*Required task*:
Copy out the listing that follows, exactly, without its pictures.

*Records supplied*:
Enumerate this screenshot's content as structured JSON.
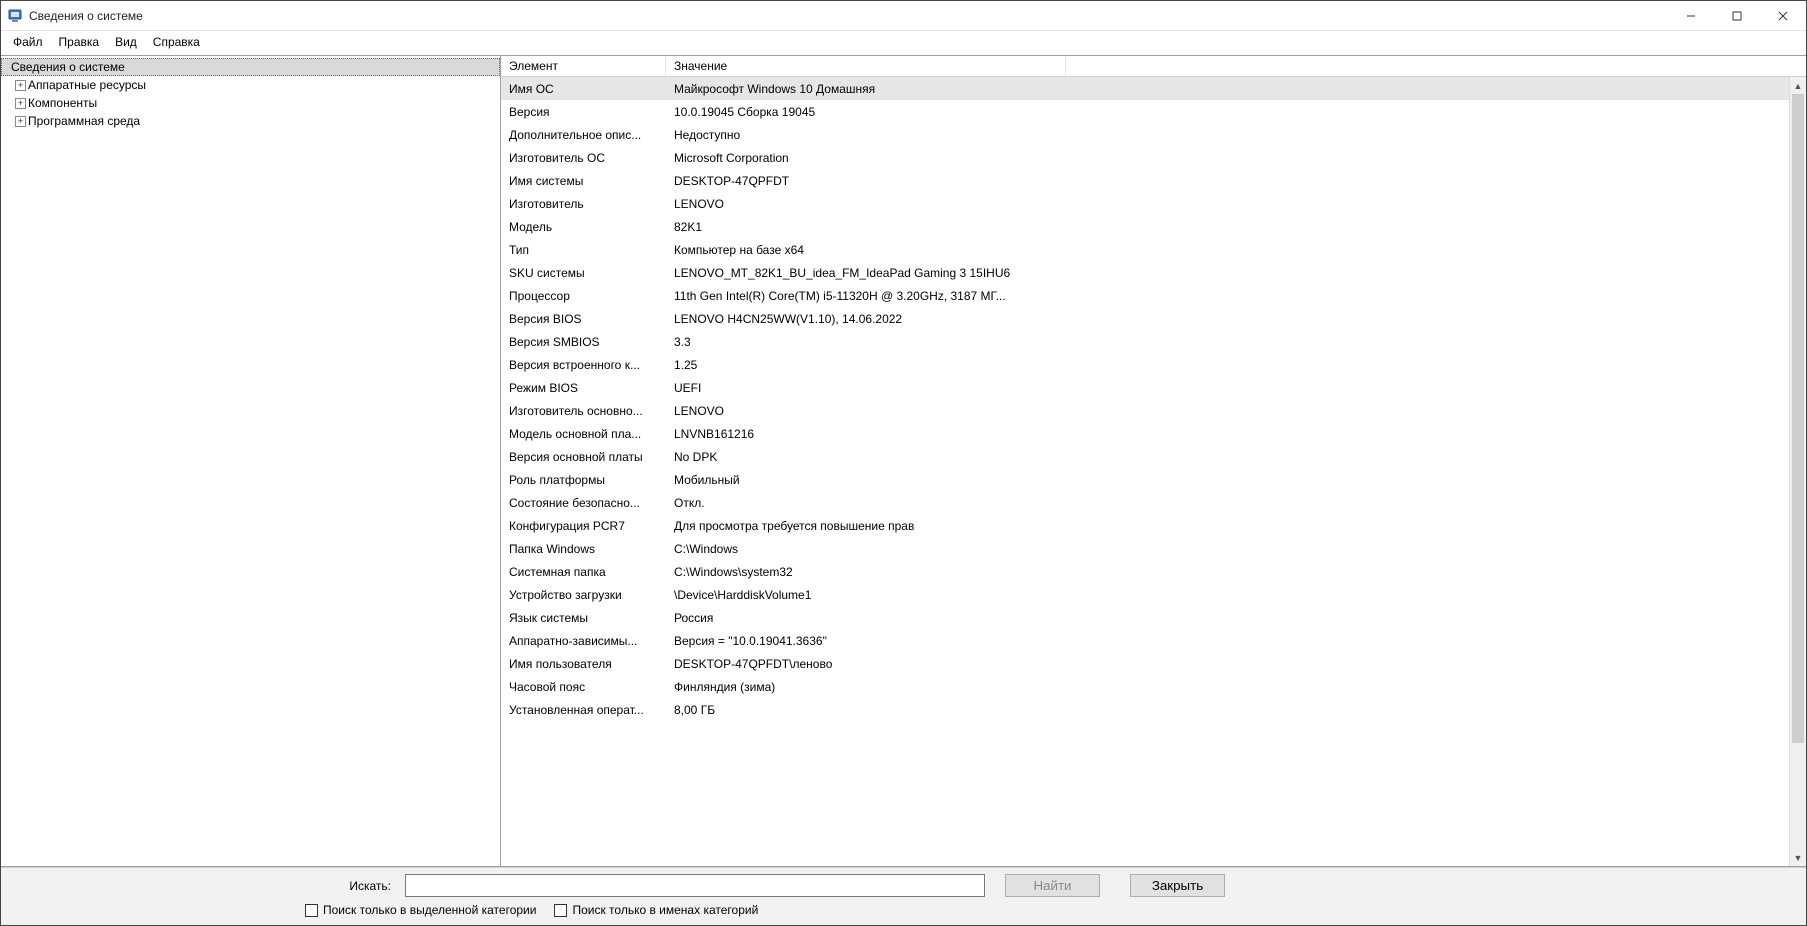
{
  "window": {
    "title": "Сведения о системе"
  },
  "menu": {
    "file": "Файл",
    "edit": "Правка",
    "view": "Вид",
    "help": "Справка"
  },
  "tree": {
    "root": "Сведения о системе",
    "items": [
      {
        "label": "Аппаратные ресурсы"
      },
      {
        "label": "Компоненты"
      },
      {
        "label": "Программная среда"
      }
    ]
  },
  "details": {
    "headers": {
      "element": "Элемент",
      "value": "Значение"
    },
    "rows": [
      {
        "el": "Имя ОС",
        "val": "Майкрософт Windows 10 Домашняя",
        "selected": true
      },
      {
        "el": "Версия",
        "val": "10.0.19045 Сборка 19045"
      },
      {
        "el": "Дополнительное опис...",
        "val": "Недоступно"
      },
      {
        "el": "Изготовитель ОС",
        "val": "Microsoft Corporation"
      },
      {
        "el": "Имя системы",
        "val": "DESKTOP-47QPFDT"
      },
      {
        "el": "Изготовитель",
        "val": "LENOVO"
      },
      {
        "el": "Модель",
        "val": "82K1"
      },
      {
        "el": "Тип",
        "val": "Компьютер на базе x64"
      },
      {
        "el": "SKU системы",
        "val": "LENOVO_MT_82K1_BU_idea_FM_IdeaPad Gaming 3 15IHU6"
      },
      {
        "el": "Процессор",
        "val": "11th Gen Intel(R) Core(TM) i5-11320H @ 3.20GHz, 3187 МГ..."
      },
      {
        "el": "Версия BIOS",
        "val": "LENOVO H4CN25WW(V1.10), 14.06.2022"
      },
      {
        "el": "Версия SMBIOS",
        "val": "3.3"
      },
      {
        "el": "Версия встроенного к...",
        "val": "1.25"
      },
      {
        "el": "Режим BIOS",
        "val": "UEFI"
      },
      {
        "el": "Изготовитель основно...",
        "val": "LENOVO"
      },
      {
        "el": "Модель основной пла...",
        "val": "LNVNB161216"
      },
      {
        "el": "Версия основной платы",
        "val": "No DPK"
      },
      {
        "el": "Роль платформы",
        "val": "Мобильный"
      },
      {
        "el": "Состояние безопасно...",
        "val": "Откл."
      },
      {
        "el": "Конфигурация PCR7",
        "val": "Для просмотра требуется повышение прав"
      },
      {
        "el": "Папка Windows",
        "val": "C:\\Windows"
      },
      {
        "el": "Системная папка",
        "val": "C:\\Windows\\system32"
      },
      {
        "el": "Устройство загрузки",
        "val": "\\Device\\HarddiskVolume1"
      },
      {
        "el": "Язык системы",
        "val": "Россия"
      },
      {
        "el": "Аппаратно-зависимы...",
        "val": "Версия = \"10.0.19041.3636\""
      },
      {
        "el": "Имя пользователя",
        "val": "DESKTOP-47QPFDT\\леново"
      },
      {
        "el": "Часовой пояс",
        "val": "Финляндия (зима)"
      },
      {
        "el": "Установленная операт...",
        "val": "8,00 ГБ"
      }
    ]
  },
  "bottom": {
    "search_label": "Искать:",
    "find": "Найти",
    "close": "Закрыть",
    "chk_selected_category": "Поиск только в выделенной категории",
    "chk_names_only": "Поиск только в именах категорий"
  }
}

*Reply*:
Enumerate this screenshot's content as structured JSON.
{
  "window": {
    "title": "Сведения о системе"
  },
  "menu": {
    "file": "Файл",
    "edit": "Правка",
    "view": "Вид",
    "help": "Справка"
  },
  "tree": {
    "root": "Сведения о системе",
    "items": [
      {
        "label": "Аппаратные ресурсы"
      },
      {
        "label": "Компоненты"
      },
      {
        "label": "Программная среда"
      }
    ]
  },
  "details": {
    "headers": {
      "element": "Элемент",
      "value": "Значение"
    },
    "rows": [
      {
        "el": "Имя ОС",
        "val": "Майкрософт Windows 10 Домашняя",
        "selected": true
      },
      {
        "el": "Версия",
        "val": "10.0.19045 Сборка 19045"
      },
      {
        "el": "Дополнительное опис...",
        "val": "Недоступно"
      },
      {
        "el": "Изготовитель ОС",
        "val": "Microsoft Corporation"
      },
      {
        "el": "Имя системы",
        "val": "DESKTOP-47QPFDT"
      },
      {
        "el": "Изготовитель",
        "val": "LENOVO"
      },
      {
        "el": "Модель",
        "val": "82K1"
      },
      {
        "el": "Тип",
        "val": "Компьютер на базе x64"
      },
      {
        "el": "SKU системы",
        "val": "LENOVO_MT_82K1_BU_idea_FM_IdeaPad Gaming 3 15IHU6"
      },
      {
        "el": "Процессор",
        "val": "11th Gen Intel(R) Core(TM) i5-11320H @ 3.20GHz, 3187 МГ..."
      },
      {
        "el": "Версия BIOS",
        "val": "LENOVO H4CN25WW(V1.10), 14.06.2022"
      },
      {
        "el": "Версия SMBIOS",
        "val": "3.3"
      },
      {
        "el": "Версия встроенного к...",
        "val": "1.25"
      },
      {
        "el": "Режим BIOS",
        "val": "UEFI"
      },
      {
        "el": "Изготовитель основно...",
        "val": "LENOVO"
      },
      {
        "el": "Модель основной пла...",
        "val": "LNVNB161216"
      },
      {
        "el": "Версия основной платы",
        "val": "No DPK"
      },
      {
        "el": "Роль платформы",
        "val": "Мобильный"
      },
      {
        "el": "Состояние безопасно...",
        "val": "Откл."
      },
      {
        "el": "Конфигурация PCR7",
        "val": "Для просмотра требуется повышение прав"
      },
      {
        "el": "Папка Windows",
        "val": "C:\\Windows"
      },
      {
        "el": "Системная папка",
        "val": "C:\\Windows\\system32"
      },
      {
        "el": "Устройство загрузки",
        "val": "\\Device\\HarddiskVolume1"
      },
      {
        "el": "Язык системы",
        "val": "Россия"
      },
      {
        "el": "Аппаратно-зависимы...",
        "val": "Версия = \"10.0.19041.3636\""
      },
      {
        "el": "Имя пользователя",
        "val": "DESKTOP-47QPFDT\\леново"
      },
      {
        "el": "Часовой пояс",
        "val": "Финляндия (зима)"
      },
      {
        "el": "Установленная операт...",
        "val": "8,00 ГБ"
      }
    ]
  },
  "bottom": {
    "search_label": "Искать:",
    "find": "Найти",
    "close": "Закрыть",
    "chk_selected_category": "Поиск только в выделенной категории",
    "chk_names_only": "Поиск только в именах категорий"
  }
}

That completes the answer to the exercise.